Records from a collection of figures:
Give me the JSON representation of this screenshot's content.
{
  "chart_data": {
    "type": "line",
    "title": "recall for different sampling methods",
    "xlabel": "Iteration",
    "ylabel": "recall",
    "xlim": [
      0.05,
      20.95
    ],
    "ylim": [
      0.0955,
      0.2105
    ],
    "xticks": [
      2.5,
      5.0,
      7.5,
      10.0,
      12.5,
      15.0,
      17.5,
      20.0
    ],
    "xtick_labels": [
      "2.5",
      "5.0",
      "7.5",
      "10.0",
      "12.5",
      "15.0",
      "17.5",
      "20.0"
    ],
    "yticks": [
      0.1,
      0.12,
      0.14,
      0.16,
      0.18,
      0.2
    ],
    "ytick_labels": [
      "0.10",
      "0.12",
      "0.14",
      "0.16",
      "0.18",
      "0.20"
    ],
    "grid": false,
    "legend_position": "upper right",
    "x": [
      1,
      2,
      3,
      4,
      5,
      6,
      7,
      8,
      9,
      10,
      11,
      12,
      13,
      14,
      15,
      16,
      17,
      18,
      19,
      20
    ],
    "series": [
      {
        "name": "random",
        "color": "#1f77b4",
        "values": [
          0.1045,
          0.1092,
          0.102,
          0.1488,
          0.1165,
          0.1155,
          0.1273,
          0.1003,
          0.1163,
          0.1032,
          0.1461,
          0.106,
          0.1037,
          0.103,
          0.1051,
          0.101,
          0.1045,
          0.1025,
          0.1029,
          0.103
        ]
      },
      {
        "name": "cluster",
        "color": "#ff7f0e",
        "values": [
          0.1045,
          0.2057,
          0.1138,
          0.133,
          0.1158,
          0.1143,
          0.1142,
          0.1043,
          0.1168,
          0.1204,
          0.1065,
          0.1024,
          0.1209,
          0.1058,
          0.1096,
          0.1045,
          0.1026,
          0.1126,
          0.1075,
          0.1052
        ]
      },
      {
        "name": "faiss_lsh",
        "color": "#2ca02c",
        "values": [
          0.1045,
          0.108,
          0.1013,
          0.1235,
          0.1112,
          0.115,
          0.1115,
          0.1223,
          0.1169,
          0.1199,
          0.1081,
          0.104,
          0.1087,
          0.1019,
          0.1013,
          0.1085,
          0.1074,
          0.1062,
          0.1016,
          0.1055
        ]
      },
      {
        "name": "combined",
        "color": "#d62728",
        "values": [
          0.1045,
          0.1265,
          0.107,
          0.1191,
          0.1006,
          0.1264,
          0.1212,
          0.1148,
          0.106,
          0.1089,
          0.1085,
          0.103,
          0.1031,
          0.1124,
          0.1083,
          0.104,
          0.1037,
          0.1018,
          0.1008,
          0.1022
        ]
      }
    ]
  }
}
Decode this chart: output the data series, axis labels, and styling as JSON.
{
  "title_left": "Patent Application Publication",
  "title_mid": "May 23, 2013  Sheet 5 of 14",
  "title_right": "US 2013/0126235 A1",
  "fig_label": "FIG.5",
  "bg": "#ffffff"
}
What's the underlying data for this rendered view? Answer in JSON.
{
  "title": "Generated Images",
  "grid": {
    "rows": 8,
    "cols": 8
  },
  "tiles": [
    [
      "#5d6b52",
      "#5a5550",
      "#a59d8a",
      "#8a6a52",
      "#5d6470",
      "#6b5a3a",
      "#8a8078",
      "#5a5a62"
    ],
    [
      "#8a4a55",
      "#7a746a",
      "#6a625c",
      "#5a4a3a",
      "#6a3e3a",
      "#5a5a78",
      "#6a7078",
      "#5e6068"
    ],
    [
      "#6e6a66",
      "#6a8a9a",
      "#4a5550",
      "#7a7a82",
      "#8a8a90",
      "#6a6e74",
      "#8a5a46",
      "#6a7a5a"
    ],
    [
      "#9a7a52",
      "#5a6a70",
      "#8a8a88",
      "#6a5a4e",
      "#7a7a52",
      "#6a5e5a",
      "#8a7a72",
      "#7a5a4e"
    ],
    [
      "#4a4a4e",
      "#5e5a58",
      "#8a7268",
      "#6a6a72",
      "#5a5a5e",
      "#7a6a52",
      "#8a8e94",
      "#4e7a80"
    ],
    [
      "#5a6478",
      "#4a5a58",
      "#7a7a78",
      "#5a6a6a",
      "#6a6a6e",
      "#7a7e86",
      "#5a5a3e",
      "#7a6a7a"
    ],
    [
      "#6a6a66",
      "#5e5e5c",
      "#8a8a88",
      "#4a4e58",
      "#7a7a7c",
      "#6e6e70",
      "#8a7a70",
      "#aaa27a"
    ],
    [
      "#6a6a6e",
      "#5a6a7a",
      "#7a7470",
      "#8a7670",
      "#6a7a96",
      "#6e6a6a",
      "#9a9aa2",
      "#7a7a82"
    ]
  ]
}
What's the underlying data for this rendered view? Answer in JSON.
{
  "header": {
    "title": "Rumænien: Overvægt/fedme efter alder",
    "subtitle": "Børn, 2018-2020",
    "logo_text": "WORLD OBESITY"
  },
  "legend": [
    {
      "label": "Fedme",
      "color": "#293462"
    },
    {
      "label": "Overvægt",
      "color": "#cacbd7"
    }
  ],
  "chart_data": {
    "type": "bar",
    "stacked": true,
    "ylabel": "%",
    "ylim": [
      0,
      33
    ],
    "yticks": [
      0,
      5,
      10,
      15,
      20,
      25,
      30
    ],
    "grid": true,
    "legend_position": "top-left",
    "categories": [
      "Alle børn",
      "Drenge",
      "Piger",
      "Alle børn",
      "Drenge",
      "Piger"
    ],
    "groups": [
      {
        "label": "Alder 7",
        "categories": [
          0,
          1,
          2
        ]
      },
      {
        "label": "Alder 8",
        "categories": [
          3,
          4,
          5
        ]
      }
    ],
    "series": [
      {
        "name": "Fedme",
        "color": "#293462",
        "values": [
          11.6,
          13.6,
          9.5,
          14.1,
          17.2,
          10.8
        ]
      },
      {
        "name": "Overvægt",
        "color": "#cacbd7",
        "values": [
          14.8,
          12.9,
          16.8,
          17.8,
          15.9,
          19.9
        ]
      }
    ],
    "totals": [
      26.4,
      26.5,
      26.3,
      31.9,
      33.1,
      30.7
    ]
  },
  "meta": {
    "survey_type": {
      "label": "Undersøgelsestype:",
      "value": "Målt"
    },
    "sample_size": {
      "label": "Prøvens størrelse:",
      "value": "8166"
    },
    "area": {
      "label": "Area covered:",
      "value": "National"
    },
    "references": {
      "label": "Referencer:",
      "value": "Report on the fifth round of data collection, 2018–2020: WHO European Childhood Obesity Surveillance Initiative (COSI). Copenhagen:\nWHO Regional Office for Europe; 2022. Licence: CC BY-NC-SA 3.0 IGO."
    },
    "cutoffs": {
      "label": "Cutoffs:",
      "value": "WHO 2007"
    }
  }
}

Directions:
Each line above is to be repeated exactly.

Solution to this problem:
Give me the JSON representation of this screenshot's content.
{
  "chart_data": {
    "type": "line",
    "title": "recall for different sampling methods",
    "xlabel": "Iteration",
    "ylabel": "recall",
    "xlim": [
      0.05,
      20.95
    ],
    "ylim": [
      0.0955,
      0.2105
    ],
    "xticks": [
      2.5,
      5.0,
      7.5,
      10.0,
      12.5,
      15.0,
      17.5,
      20.0
    ],
    "xtick_labels": [
      "2.5",
      "5.0",
      "7.5",
      "10.0",
      "12.5",
      "15.0",
      "17.5",
      "20.0"
    ],
    "yticks": [
      0.1,
      0.12,
      0.14,
      0.16,
      0.18,
      0.2
    ],
    "ytick_labels": [
      "0.10",
      "0.12",
      "0.14",
      "0.16",
      "0.18",
      "0.20"
    ],
    "grid": false,
    "legend_position": "upper right",
    "x": [
      1,
      2,
      3,
      4,
      5,
      6,
      7,
      8,
      9,
      10,
      11,
      12,
      13,
      14,
      15,
      16,
      17,
      18,
      19,
      20
    ],
    "series": [
      {
        "name": "random",
        "color": "#1f77b4",
        "values": [
          0.1045,
          0.1092,
          0.102,
          0.1488,
          0.1165,
          0.1155,
          0.1273,
          0.1003,
          0.1163,
          0.1032,
          0.1461,
          0.106,
          0.1037,
          0.103,
          0.1051,
          0.101,
          0.1045,
          0.1025,
          0.1029,
          0.103
        ]
      },
      {
        "name": "cluster",
        "color": "#ff7f0e",
        "values": [
          0.1045,
          0.2057,
          0.1138,
          0.133,
          0.1158,
          0.1143,
          0.1142,
          0.1043,
          0.1168,
          0.1204,
          0.1065,
          0.1024,
          0.1209,
          0.1058,
          0.1096,
          0.1045,
          0.1026,
          0.1126,
          0.1075,
          0.1052
        ]
      },
      {
        "name": "faiss_lsh",
        "color": "#2ca02c",
        "values": [
          0.1045,
          0.108,
          0.1013,
          0.1235,
          0.1112,
          0.115,
          0.1115,
          0.1223,
          0.1169,
          0.1199,
          0.1081,
          0.104,
          0.1087,
          0.1019,
          0.1013,
          0.1085,
          0.1074,
          0.1062,
          0.1016,
          0.1055
        ]
      },
      {
        "name": "combined",
        "color": "#d62728",
        "values": [
          0.1045,
          0.1265,
          0.107,
          0.1191,
          0.1006,
          0.1264,
          0.1212,
          0.1148,
          0.106,
          0.1089,
          0.1085,
          0.103,
          0.1031,
          0.1124,
          0.1083,
          0.104,
          0.1037,
          0.1018,
          0.1008,
          0.1022
        ]
      }
    ]
  }
}
Decode this chart: output the data series, axis labels, and styling as JSON.
{
  "title_left": "Patent Application Publication",
  "title_mid": "May 23, 2013  Sheet 5 of 14",
  "title_right": "US 2013/0126235 A1",
  "fig_label": "FIG.5",
  "bg": "#ffffff"
}
What's the underlying data for this rendered view? Answer in JSON.
{
  "title": "Generated Images",
  "grid": {
    "rows": 8,
    "cols": 8
  },
  "tiles": [
    [
      "#5d6b52",
      "#5a5550",
      "#a59d8a",
      "#8a6a52",
      "#5d6470",
      "#6b5a3a",
      "#8a8078",
      "#5a5a62"
    ],
    [
      "#8a4a55",
      "#7a746a",
      "#6a625c",
      "#5a4a3a",
      "#6a3e3a",
      "#5a5a78",
      "#6a7078",
      "#5e6068"
    ],
    [
      "#6e6a66",
      "#6a8a9a",
      "#4a5550",
      "#7a7a82",
      "#8a8a90",
      "#6a6e74",
      "#8a5a46",
      "#6a7a5a"
    ],
    [
      "#9a7a52",
      "#5a6a70",
      "#8a8a88",
      "#6a5a4e",
      "#7a7a52",
      "#6a5e5a",
      "#8a7a72",
      "#7a5a4e"
    ],
    [
      "#4a4a4e",
      "#5e5a58",
      "#8a7268",
      "#6a6a72",
      "#5a5a5e",
      "#7a6a52",
      "#8a8e94",
      "#4e7a80"
    ],
    [
      "#5a6478",
      "#4a5a58",
      "#7a7a78",
      "#5a6a6a",
      "#6a6a6e",
      "#7a7e86",
      "#5a5a3e",
      "#7a6a7a"
    ],
    [
      "#6a6a66",
      "#5e5e5c",
      "#8a8a88",
      "#4a4e58",
      "#7a7a7c",
      "#6e6e70",
      "#8a7a70",
      "#aaa27a"
    ],
    [
      "#6a6a6e",
      "#5a6a7a",
      "#7a7470",
      "#8a7670",
      "#6a7a96",
      "#6e6a6a",
      "#9a9aa2",
      "#7a7a82"
    ]
  ]
}
What's the underlying data for this rendered view? Answer in JSON.
{
  "header": {
    "title": "Rumænien: Overvægt/fedme efter alder",
    "subtitle": "Børn, 2018-2020",
    "logo_text": "WORLD OBESITY"
  },
  "legend": [
    {
      "label": "Fedme",
      "color": "#293462"
    },
    {
      "label": "Overvægt",
      "color": "#cacbd7"
    }
  ],
  "chart_data": {
    "type": "bar",
    "stacked": true,
    "ylabel": "%",
    "ylim": [
      0,
      33
    ],
    "yticks": [
      0,
      5,
      10,
      15,
      20,
      25,
      30
    ],
    "grid": true,
    "legend_position": "top-left",
    "categories": [
      "Alle børn",
      "Drenge",
      "Piger",
      "Alle børn",
      "Drenge",
      "Piger"
    ],
    "groups": [
      {
        "label": "Alder 7",
        "categories": [
          0,
          1,
          2
        ]
      },
      {
        "label": "Alder 8",
        "categories": [
          3,
          4,
          5
        ]
      }
    ],
    "series": [
      {
        "name": "Fedme",
        "color": "#293462",
        "values": [
          11.6,
          13.6,
          9.5,
          14.1,
          17.2,
          10.8
        ]
      },
      {
        "name": "Overvægt",
        "color": "#cacbd7",
        "values": [
          14.8,
          12.9,
          16.8,
          17.8,
          15.9,
          19.9
        ]
      }
    ],
    "totals": [
      26.4,
      26.5,
      26.3,
      31.9,
      33.1,
      30.7
    ]
  },
  "meta": {
    "survey_type": {
      "label": "Undersøgelsestype:",
      "value": "Målt"
    },
    "sample_size": {
      "label": "Prøvens størrelse:",
      "value": "8166"
    },
    "area": {
      "label": "Area covered:",
      "value": "National"
    },
    "references": {
      "label": "Referencer:",
      "value": "Report on the fifth round of data collection, 2018–2020: WHO European Childhood Obesity Surveillance Initiative (COSI). Copenhagen:\nWHO Regional Office for Europe; 2022. Licence: CC BY-NC-SA 3.0 IGO."
    },
    "cutoffs": {
      "label": "Cutoffs:",
      "value": "WHO 2007"
    }
  }
}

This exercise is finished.